§ CHALLENGE
Your answer should be a single number: the count of lines containing the string "this".

[Dataset items]
------------------------------------------------------------

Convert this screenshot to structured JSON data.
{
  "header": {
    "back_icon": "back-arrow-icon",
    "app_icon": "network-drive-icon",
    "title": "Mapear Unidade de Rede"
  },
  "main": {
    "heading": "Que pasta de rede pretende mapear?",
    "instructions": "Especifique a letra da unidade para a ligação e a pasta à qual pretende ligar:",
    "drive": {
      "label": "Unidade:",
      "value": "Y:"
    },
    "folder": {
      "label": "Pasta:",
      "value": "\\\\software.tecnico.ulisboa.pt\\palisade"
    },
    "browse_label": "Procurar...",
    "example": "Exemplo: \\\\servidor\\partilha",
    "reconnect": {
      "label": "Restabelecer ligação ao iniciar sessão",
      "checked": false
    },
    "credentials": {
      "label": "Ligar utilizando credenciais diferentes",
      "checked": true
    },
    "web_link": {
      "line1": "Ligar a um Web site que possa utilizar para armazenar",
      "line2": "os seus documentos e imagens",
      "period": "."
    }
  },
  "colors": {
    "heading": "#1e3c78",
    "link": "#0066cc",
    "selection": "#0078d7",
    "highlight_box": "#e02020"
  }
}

------------------------------------------------------------

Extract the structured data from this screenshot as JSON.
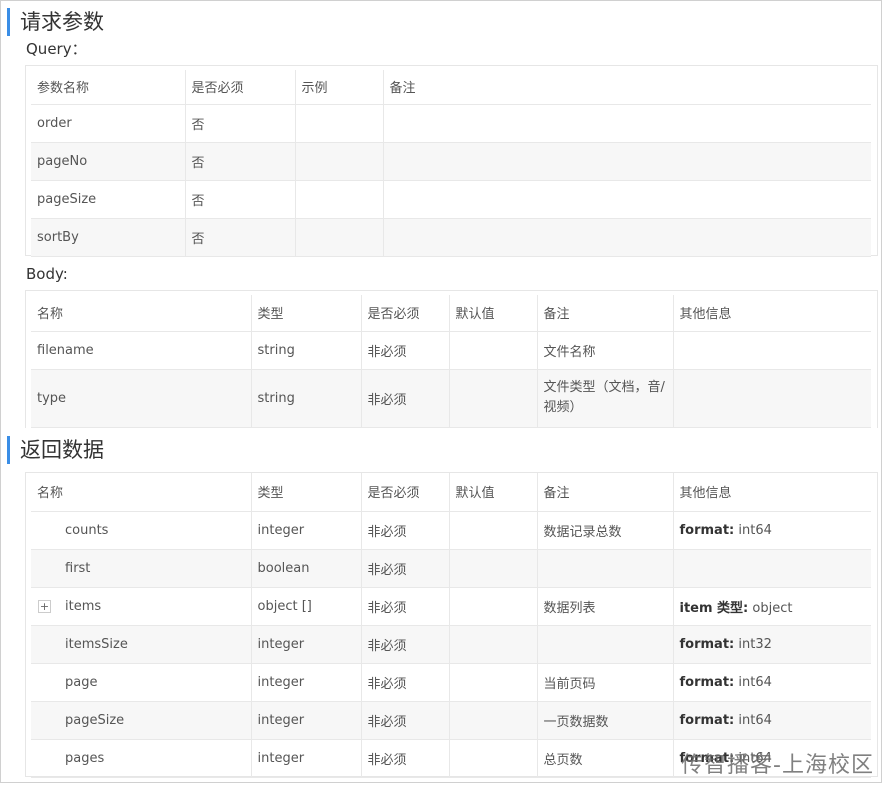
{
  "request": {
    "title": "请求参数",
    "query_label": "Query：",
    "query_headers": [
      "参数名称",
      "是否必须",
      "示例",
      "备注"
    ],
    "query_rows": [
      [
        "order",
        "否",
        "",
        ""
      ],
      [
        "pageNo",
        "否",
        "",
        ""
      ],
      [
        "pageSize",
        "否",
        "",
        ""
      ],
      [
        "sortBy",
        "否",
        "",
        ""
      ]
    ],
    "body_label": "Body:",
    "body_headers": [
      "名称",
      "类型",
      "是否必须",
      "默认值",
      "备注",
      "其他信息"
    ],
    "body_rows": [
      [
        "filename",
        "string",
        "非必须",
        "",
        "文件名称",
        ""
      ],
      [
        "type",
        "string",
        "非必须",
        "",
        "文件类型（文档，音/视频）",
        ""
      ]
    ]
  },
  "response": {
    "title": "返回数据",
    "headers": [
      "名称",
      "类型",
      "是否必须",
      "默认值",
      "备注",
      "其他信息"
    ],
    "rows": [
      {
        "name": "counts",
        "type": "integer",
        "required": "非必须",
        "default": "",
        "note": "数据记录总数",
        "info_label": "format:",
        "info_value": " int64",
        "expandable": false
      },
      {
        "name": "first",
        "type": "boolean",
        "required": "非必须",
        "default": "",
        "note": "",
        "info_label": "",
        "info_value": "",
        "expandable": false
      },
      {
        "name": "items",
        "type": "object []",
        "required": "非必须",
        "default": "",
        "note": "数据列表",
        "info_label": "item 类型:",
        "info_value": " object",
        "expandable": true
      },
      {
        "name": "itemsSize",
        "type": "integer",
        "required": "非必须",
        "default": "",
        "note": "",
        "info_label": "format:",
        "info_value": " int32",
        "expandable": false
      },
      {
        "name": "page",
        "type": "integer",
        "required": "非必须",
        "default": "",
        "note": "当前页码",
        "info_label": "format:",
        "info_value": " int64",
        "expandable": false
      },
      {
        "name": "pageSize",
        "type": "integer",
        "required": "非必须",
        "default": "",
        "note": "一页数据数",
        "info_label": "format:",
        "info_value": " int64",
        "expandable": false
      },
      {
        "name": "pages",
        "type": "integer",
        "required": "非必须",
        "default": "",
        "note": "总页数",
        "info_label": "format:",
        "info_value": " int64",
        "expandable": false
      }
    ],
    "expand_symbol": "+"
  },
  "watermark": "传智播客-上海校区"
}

------------------------------------------------------------

§ COMPLETE OUTPUT
2